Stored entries
——

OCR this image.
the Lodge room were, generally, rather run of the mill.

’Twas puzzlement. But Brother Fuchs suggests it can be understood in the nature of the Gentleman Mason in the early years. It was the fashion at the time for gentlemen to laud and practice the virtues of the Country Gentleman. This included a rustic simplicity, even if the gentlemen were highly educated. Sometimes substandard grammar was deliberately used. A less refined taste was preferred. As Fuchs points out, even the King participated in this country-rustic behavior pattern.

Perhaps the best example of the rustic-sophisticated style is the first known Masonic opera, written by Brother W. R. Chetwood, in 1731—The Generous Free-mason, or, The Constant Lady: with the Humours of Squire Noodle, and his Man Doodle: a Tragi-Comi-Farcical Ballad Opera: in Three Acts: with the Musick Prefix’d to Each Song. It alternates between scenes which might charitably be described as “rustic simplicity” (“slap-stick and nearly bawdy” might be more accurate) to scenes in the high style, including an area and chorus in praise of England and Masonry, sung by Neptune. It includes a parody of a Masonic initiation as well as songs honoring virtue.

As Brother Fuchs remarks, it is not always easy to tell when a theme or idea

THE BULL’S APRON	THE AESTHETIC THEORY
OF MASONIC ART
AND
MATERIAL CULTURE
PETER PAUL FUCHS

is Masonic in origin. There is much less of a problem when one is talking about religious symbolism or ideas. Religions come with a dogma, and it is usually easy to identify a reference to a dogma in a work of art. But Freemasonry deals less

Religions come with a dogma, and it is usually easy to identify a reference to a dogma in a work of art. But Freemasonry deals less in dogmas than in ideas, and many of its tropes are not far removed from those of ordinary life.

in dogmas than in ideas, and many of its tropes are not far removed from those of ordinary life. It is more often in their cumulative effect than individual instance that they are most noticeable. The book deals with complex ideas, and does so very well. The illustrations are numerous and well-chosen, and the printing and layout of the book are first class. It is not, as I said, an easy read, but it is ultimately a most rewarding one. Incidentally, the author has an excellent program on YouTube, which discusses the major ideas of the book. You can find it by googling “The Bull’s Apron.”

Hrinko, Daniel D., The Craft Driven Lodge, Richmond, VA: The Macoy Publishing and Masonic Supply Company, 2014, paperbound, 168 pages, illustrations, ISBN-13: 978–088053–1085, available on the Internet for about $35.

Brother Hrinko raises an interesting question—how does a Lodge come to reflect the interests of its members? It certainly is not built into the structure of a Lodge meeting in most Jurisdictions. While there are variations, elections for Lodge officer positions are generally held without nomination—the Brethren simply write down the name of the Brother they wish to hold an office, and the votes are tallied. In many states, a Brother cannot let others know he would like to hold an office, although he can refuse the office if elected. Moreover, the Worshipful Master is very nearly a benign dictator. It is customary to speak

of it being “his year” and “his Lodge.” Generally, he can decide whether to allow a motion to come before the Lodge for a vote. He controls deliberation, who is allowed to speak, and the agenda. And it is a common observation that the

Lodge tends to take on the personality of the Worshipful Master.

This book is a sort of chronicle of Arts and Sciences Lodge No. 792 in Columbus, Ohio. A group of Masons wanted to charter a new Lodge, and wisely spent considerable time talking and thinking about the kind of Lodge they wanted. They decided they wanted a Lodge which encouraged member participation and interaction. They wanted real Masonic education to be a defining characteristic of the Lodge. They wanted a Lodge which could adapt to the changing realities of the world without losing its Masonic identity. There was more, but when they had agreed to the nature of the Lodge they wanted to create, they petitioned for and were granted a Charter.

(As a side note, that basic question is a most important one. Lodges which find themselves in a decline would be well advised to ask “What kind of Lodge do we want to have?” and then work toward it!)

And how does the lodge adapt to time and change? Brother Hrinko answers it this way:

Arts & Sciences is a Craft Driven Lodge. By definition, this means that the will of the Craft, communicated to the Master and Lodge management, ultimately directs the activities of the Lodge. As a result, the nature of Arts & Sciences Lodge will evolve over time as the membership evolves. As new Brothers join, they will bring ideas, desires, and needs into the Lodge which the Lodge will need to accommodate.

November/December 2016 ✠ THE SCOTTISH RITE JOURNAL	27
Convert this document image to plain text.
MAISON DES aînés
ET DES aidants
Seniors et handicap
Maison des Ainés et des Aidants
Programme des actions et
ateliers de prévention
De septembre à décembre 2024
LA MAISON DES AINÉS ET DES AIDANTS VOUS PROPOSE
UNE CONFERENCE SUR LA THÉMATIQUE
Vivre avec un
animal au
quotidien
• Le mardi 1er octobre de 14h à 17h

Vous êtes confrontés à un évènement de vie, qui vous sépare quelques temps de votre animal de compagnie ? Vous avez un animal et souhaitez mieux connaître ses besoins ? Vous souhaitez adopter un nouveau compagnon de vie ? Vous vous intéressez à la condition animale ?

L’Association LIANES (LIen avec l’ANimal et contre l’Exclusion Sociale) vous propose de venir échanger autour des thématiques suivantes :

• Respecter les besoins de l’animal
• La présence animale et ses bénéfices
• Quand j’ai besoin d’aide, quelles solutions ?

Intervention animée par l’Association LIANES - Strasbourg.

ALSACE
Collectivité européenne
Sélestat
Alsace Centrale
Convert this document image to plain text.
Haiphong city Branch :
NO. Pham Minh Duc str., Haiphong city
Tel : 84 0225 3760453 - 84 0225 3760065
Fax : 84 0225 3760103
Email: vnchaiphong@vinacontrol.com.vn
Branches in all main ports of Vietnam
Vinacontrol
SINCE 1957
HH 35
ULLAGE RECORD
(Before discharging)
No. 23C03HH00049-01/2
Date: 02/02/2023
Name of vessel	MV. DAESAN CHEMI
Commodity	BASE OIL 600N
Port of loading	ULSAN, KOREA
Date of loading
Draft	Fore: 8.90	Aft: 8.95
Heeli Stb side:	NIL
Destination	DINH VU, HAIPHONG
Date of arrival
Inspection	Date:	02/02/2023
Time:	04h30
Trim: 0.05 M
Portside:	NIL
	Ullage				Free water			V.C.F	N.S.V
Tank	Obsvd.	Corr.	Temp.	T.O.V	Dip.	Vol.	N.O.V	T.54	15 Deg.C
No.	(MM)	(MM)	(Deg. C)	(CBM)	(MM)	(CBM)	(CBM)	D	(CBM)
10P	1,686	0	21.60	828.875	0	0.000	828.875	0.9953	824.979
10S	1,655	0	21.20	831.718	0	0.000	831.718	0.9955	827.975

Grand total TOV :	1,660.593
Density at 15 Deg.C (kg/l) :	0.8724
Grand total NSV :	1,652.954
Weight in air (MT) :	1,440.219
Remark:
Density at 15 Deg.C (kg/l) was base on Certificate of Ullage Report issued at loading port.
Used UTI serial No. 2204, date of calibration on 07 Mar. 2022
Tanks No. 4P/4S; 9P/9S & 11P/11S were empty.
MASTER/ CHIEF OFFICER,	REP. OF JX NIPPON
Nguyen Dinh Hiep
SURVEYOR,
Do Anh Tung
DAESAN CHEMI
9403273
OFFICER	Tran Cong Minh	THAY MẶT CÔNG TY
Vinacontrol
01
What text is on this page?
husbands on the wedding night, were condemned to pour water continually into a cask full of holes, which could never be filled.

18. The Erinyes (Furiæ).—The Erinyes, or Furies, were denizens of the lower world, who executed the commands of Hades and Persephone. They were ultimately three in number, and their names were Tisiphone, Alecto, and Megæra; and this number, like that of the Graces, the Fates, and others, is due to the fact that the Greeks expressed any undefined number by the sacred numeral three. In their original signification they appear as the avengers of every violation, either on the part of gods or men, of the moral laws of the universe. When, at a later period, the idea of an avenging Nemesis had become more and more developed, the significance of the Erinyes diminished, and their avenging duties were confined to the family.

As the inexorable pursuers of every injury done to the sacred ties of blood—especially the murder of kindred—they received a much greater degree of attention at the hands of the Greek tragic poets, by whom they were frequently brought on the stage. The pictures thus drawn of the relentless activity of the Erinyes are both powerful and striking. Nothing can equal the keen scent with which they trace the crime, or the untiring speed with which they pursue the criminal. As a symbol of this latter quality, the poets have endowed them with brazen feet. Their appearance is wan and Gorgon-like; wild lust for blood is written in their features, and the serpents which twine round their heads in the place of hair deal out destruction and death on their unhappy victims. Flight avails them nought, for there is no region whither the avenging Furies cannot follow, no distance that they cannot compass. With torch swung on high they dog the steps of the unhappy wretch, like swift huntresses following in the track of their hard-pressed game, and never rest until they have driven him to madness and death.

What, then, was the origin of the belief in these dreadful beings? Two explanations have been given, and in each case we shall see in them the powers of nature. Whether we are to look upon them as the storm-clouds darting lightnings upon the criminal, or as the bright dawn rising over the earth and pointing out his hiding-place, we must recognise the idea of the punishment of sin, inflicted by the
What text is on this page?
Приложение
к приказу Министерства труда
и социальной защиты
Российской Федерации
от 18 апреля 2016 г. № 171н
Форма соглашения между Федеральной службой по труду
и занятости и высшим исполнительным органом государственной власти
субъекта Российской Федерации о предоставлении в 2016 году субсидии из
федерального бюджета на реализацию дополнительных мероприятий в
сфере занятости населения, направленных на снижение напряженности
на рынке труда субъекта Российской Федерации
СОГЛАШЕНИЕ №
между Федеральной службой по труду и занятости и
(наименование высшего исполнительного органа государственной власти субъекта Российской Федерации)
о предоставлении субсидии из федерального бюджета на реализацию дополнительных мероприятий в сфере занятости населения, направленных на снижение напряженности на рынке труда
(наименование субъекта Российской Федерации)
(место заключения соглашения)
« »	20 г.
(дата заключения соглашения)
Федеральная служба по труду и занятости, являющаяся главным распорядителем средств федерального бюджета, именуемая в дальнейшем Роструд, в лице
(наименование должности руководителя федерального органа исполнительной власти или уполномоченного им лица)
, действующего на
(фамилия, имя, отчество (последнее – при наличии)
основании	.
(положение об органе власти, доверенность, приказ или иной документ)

——

Search the data for "мероприятий" and list every line in which it occurs.

Output of the exercise
федерального бюджета на реализацию дополнительных мероприятий в
о предоставлении субсидии из федерального бюджета на реализацию дополнительных мероприятий в сфере занятости населения, направленных на снижение напряженности на рынке труда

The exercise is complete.